→ **What you will do**
Pictures do not belong in the copy, so please give every entry below again exactly.

→ **Material supplied**
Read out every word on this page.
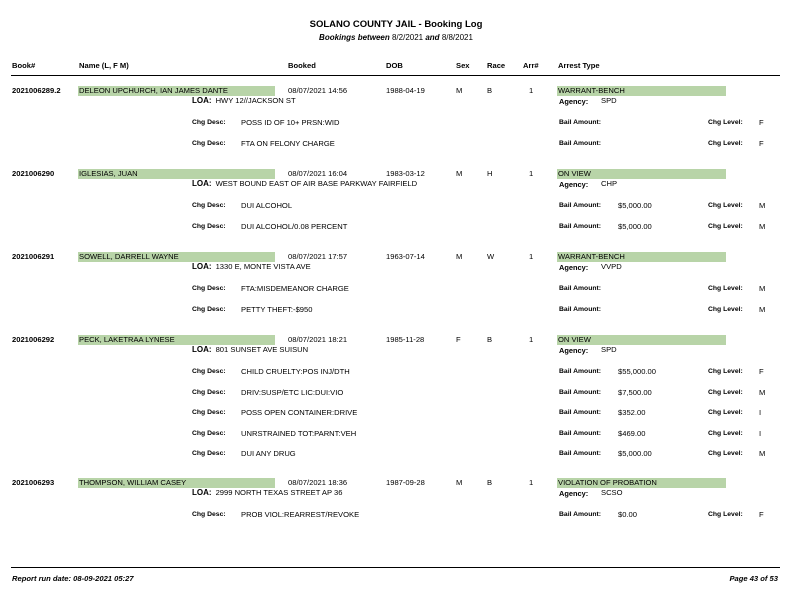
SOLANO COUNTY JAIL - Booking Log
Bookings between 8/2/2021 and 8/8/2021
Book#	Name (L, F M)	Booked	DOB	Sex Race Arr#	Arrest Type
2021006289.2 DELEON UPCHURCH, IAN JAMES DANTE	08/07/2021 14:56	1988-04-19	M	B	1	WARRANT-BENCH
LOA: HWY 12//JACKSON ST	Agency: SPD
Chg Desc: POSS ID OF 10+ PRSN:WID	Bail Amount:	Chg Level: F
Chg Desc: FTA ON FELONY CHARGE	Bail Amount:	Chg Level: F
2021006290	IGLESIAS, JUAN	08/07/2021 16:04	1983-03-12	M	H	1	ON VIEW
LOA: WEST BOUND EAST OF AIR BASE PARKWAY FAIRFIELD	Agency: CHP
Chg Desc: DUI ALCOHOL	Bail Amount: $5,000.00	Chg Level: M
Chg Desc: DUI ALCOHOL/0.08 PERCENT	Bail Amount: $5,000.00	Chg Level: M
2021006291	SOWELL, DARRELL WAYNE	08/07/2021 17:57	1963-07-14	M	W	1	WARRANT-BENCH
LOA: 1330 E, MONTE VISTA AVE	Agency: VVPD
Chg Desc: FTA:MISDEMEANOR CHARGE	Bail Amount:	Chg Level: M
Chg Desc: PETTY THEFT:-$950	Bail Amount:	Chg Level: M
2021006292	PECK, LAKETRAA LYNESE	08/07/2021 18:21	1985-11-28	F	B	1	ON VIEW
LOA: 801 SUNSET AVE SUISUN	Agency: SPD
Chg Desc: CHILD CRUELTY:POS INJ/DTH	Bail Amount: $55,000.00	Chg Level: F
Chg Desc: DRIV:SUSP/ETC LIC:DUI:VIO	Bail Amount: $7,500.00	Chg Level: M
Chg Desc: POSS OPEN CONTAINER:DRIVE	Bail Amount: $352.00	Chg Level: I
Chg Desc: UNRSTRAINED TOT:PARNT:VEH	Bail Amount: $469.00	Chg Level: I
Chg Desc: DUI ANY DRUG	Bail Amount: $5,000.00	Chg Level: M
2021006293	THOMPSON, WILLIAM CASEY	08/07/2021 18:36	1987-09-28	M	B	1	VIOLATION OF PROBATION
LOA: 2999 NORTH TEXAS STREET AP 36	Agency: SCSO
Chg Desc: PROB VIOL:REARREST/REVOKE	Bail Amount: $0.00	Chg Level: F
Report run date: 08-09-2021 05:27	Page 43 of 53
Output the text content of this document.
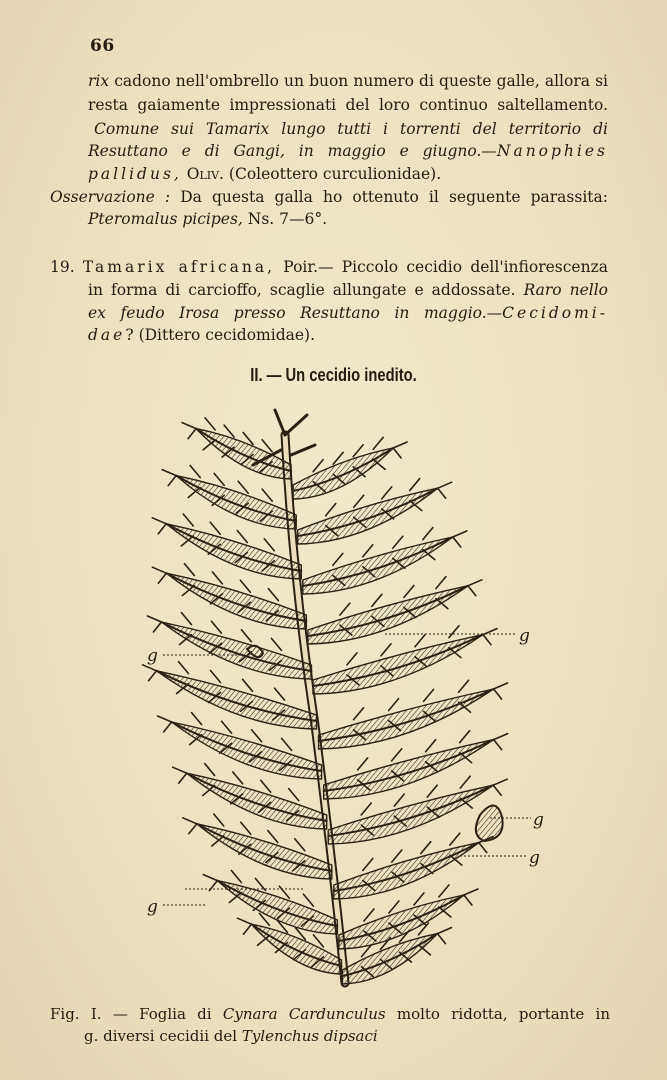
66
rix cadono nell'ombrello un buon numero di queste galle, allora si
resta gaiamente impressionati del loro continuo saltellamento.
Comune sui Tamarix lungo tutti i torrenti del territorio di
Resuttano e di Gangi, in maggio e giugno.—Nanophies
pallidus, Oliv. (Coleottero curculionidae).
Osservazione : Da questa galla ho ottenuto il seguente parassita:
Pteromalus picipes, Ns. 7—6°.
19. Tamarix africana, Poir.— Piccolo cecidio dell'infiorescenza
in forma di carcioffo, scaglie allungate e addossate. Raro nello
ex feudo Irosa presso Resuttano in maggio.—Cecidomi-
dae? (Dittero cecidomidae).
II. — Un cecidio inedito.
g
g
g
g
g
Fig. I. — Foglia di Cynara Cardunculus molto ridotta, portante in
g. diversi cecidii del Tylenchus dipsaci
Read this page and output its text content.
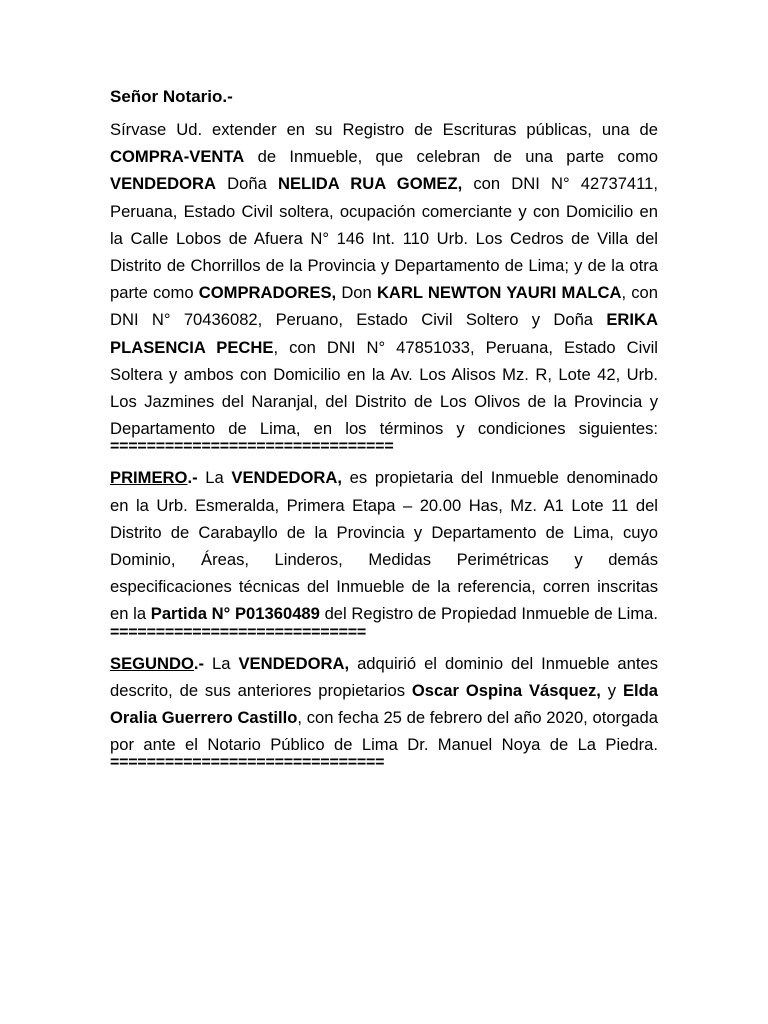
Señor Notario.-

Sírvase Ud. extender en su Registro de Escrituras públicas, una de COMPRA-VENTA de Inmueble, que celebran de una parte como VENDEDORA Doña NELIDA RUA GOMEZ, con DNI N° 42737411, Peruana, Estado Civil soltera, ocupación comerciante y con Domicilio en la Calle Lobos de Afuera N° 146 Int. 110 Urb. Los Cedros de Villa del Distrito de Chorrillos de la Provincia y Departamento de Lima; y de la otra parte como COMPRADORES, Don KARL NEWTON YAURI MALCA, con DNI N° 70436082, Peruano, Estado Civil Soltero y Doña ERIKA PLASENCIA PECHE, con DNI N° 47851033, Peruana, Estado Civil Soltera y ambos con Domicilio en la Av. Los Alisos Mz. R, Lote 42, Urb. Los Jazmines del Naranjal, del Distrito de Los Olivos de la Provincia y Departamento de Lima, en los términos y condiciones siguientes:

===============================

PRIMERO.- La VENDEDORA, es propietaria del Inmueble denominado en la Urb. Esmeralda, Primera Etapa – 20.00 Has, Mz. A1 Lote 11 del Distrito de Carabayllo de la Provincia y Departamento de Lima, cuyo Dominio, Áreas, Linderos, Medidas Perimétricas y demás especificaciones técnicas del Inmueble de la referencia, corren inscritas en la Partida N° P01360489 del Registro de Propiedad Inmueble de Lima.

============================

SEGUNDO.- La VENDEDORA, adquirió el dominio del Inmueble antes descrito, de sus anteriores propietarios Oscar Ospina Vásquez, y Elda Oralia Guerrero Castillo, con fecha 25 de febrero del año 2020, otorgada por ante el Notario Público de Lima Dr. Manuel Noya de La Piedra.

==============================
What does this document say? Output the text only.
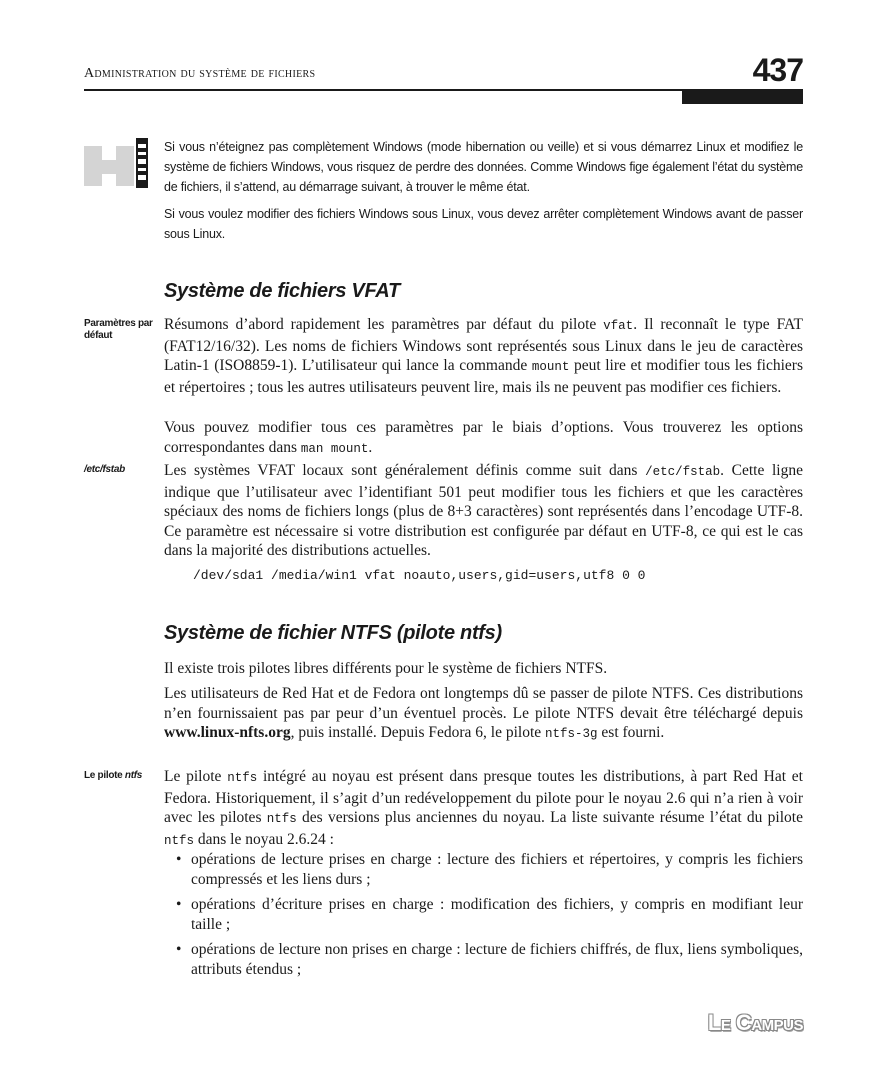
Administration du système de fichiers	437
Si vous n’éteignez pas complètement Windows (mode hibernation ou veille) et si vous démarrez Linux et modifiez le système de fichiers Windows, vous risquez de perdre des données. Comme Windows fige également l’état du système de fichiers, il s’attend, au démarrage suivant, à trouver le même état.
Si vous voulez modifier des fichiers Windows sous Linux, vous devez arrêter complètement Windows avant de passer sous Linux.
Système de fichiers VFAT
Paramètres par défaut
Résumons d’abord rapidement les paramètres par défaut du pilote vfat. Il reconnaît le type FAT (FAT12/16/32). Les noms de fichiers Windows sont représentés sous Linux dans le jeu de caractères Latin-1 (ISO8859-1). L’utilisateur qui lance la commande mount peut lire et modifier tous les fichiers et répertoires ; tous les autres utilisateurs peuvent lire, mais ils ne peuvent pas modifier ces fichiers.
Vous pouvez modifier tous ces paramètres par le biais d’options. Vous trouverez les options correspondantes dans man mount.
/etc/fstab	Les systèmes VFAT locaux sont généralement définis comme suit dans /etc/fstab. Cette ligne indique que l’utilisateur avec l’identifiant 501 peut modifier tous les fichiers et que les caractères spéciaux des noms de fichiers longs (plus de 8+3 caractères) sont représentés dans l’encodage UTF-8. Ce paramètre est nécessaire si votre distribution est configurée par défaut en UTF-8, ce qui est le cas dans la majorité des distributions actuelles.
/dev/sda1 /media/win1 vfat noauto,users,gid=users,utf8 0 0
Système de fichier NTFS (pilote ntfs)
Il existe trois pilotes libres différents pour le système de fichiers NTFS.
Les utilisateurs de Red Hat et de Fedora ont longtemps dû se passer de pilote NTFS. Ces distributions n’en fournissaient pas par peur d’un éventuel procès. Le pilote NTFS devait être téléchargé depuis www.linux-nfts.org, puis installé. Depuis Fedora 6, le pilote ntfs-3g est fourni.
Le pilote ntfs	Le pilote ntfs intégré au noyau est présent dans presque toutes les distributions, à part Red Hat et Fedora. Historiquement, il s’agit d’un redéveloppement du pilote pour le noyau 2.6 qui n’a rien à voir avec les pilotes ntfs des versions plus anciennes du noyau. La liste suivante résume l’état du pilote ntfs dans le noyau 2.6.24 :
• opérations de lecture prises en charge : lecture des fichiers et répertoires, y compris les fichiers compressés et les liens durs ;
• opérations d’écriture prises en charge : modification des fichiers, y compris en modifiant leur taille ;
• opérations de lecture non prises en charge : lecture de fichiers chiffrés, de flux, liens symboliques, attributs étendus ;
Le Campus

→ **Answer to this task**
Read out every word on this page.
SOLANO COUNTY JAIL - Booking Log
Bookings between 8/2/2021 and 8/8/2021
Book#	Name (L, F M)	Booked	DOB	Sex Race Arr#	Arrest Type
2021006289.2 DELEON UPCHURCH, IAN JAMES DANTE	08/07/2021 14:56	1988-04-19	M	B	1	WARRANT-BENCH
LOA: HWY 12//JACKSON ST	Agency: SPD
Chg Desc: POSS ID OF 10+ PRSN:WID	Bail Amount:	Chg Level: F
Chg Desc: FTA ON FELONY CHARGE	Bail Amount:	Chg Level: F
2021006290	IGLESIAS, JUAN	08/07/2021 16:04	1983-03-12	M	H	1	ON VIEW
LOA: WEST BOUND EAST OF AIR BASE PARKWAY FAIRFIELD	Agency: CHP
Chg Desc: DUI ALCOHOL	Bail Amount: $5,000.00	Chg Level: M
Chg Desc: DUI ALCOHOL/0.08 PERCENT	Bail Amount: $5,000.00	Chg Level: M
2021006291	SOWELL, DARRELL WAYNE	08/07/2021 17:57	1963-07-14	M	W	1	WARRANT-BENCH
LOA: 1330 E, MONTE VISTA AVE	Agency: VVPD
Chg Desc: FTA:MISDEMEANOR CHARGE	Bail Amount:	Chg Level: M
Chg Desc: PETTY THEFT:-$950	Bail Amount:	Chg Level: M
2021006292	PECK, LAKETRAA LYNESE	08/07/2021 18:21	1985-11-28	F	B	1	ON VIEW
LOA: 801 SUNSET AVE SUISUN	Agency: SPD
Chg Desc: CHILD CRUELTY:POS INJ/DTH	Bail Amount: $55,000.00	Chg Level: F
Chg Desc: DRIV:SUSP/ETC LIC:DUI:VIO	Bail Amount: $7,500.00	Chg Level: M
Chg Desc: POSS OPEN CONTAINER:DRIVE	Bail Amount: $352.00	Chg Level: I
Chg Desc: UNRSTRAINED TOT:PARNT:VEH	Bail Amount: $469.00	Chg Level: I
Chg Desc: DUI ANY DRUG	Bail Amount: $5,000.00	Chg Level: M
2021006293	THOMPSON, WILLIAM CASEY	08/07/2021 18:36	1987-09-28	M	B	1	VIOLATION OF PROBATION
LOA: 2999 NORTH TEXAS STREET AP 36	Agency: SCSO
Chg Desc: PROB VIOL:REARREST/REVOKE	Bail Amount: $0.00	Chg Level: F
Report run date: 08-09-2021 05:27	Page 43 of 53
Output the text content of this document.
66
rix cadono nell'ombrello un buon numero di queste galle, allora si
resta gaiamente impressionati del loro continuo saltellamento.
Comune sui Tamarix lungo tutti i torrenti del territorio di
Resuttano e di Gangi, in maggio e giugno.—Nanophies
pallidus, Oliv. (Coleottero curculionidae).
Osservazione : Da questa galla ho ottenuto il seguente parassita:
Pteromalus picipes, Ns. 7—6°.
19. Tamarix africana, Poir.— Piccolo cecidio dell'infiorescenza
in forma di carcioffo, scaglie allungate e addossate. Raro nello
ex feudo Irosa presso Resuttano in maggio.—Cecidomi-
dae? (Dittero cecidomidae).
II. — Un cecidio inedito.
g
g
g
g
g
Fig. I. — Foglia di Cynara Cardunculus molto ridotta, portante in
g. diversi cecidii del Tylenchus dipsaci
Read this page and output its text content.
Señor Notario.-

Sírvase Ud. extender en su Registro de Escrituras públicas, una de COMPRA-VENTA de Inmueble, que celebran de una parte como VENDEDORA Doña NELIDA RUA GOMEZ, con DNI N° 42737411, Peruana, Estado Civil soltera, ocupación comerciante y con Domicilio en la Calle Lobos de Afuera N° 146 Int. 110 Urb. Los Cedros de Villa del Distrito de Chorrillos de la Provincia y Departamento de Lima; y de la otra parte como COMPRADORES, Don KARL NEWTON YAURI MALCA, con DNI N° 70436082, Peruano, Estado Civil Soltero y Doña ERIKA PLASENCIA PECHE, con DNI N° 47851033, Peruana, Estado Civil Soltera y ambos con Domicilio en la Av. Los Alisos Mz. R, Lote 42, Urb. Los Jazmines del Naranjal, del Distrito de Los Olivos de la Provincia y Departamento de Lima, en los términos y condiciones siguientes:

===============================

PRIMERO.- La VENDEDORA, es propietaria del Inmueble denominado en la Urb. Esmeralda, Primera Etapa – 20.00 Has, Mz. A1 Lote 11 del Distrito de Carabayllo de la Provincia y Departamento de Lima, cuyo Dominio, Áreas, Linderos, Medidas Perimétricas y demás especificaciones técnicas del Inmueble de la referencia, corren inscritas en la Partida N° P01360489 del Registro de Propiedad Inmueble de Lima.

============================

SEGUNDO.- La VENDEDORA, adquirió el dominio del Inmueble antes descrito, de sus anteriores propietarios Oscar Ospina Vásquez, y Elda Oralia Guerrero Castillo, con fecha 25 de febrero del año 2020, otorgada por ante el Notario Público de Lima Dr. Manuel Noya de La Piedra.

==============================
What does this document say? Output the text only.
Administration du système de fichiers	437
Si vous n’éteignez pas complètement Windows (mode hibernation ou veille) et si vous démarrez Linux et modifiez le système de fichiers Windows, vous risquez de perdre des données. Comme Windows fige également l’état du système de fichiers, il s’attend, au démarrage suivant, à trouver le même état.
Si vous voulez modifier des fichiers Windows sous Linux, vous devez arrêter complètement Windows avant de passer sous Linux.
Système de fichiers VFAT
Paramètres par défaut
Résumons d’abord rapidement les paramètres par défaut du pilote vfat. Il reconnaît le type FAT (FAT12/16/32). Les noms de fichiers Windows sont représentés sous Linux dans le jeu de caractères Latin-1 (ISO8859-1). L’utilisateur qui lance la commande mount peut lire et modifier tous les fichiers et répertoires ; tous les autres utilisateurs peuvent lire, mais ils ne peuvent pas modifier ces fichiers.
Vous pouvez modifier tous ces paramètres par le biais d’options. Vous trouverez les options correspondantes dans man mount.
/etc/fstab	Les systèmes VFAT locaux sont généralement définis comme suit dans /etc/fstab. Cette ligne indique que l’utilisateur avec l’identifiant 501 peut modifier tous les fichiers et que les caractères spéciaux des noms de fichiers longs (plus de 8+3 caractères) sont représentés dans l’encodage UTF-8. Ce paramètre est nécessaire si votre distribution est configurée par défaut en UTF-8, ce qui est le cas dans la majorité des distributions actuelles.
/dev/sda1 /media/win1 vfat noauto,users,gid=users,utf8 0 0
Système de fichier NTFS (pilote ntfs)
Il existe trois pilotes libres différents pour le système de fichiers NTFS.
Les utilisateurs de Red Hat et de Fedora ont longtemps dû se passer de pilote NTFS. Ces distributions n’en fournissaient pas par peur d’un éventuel procès. Le pilote NTFS devait être téléchargé depuis www.linux-nfts.org, puis installé. Depuis Fedora 6, le pilote ntfs-3g est fourni.
Le pilote ntfs	Le pilote ntfs intégré au noyau est présent dans presque toutes les distributions, à part Red Hat et Fedora. Historiquement, il s’agit d’un redéveloppement du pilote pour le noyau 2.6 qui n’a rien à voir avec les pilotes ntfs des versions plus anciennes du noyau. La liste suivante résume l’état du pilote ntfs dans le noyau 2.6.24 :
• opérations de lecture prises en charge : lecture des fichiers et répertoires, y compris les fichiers compressés et les liens durs ;
• opérations d’écriture prises en charge : modification des fichiers, y compris en modifiant leur taille ;
• opérations de lecture non prises en charge : lecture de fichiers chiffrés, de flux, liens symboliques, attributs étendus ;
Le Campus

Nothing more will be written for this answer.